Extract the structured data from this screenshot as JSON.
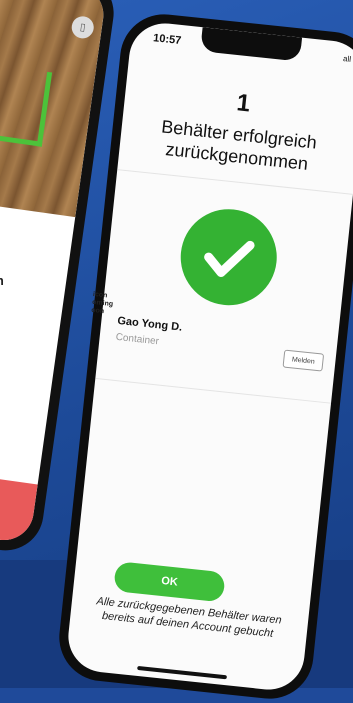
{
  "left_phone": {
    "label": "annen",
    "hint_icon": "info-icon"
  },
  "right_phone": {
    "time": "10:57",
    "signal": "all",
    "count": "1",
    "title": "Behälter erfolgreich zurückgenommen",
    "edge_text": "icon\noming\noon",
    "user": {
      "name": "Gao Yong D.",
      "subtitle": "Container"
    },
    "report_button": "Melden",
    "ok_button": "OK",
    "footer_note": "Alle zurückgegebenen Behälter waren bereits auf deinen Account gebucht"
  },
  "colors": {
    "background": "#1f4a9a",
    "success_green": "#34b233",
    "left_red": "#e85a5a"
  }
}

========================================================================

- _TASK DIRECTIONS_
The entries above are to be printed again word for word, with every picture removed.

- _SOLUTION_
Extract the structured data from this screenshot as JSON.
{
  "left_phone": {
    "label": "annen",
    "hint_icon": "info-icon"
  },
  "right_phone": {
    "time": "10:57",
    "signal": "all",
    "count": "1",
    "title": "Behälter erfolgreich zurückgenommen",
    "edge_text": "icon\noming\noon",
    "user": {
      "name": "Gao Yong D.",
      "subtitle": "Container"
    },
    "report_button": "Melden",
    "ok_button": "OK",
    "footer_note": "Alle zurückgegebenen Behälter waren bereits auf deinen Account gebucht"
  },
  "colors": {
    "background": "#1f4a9a",
    "success_green": "#34b233",
    "left_red": "#e85a5a"
  }
}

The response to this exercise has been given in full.